[Task prompt] Copy each line of the records that holds the string "再检查系统电气电路是否存在故障".

** Start **

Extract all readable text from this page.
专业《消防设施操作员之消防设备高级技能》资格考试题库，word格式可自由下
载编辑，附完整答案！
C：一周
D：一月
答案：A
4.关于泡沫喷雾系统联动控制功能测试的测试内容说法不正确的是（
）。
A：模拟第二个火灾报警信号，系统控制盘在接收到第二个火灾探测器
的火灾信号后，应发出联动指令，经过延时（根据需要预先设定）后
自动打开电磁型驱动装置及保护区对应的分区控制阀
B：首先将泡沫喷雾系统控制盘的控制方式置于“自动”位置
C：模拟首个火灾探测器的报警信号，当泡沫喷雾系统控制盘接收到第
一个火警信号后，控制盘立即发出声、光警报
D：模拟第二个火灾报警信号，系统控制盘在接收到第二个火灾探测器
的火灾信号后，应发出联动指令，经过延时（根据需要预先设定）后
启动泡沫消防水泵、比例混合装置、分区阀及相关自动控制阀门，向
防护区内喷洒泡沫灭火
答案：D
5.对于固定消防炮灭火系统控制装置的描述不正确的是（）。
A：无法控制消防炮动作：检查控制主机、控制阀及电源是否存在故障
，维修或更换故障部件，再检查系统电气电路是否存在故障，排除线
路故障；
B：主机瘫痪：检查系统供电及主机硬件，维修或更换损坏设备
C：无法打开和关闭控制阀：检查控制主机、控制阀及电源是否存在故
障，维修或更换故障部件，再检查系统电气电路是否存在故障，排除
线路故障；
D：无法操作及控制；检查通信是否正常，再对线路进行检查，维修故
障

** End **

[Task result]
，维修或更换故障部件，再检查系统电气电路是否存在故障，排除线
障，维修或更换故障部件，再检查系统电气电路是否存在故障，排除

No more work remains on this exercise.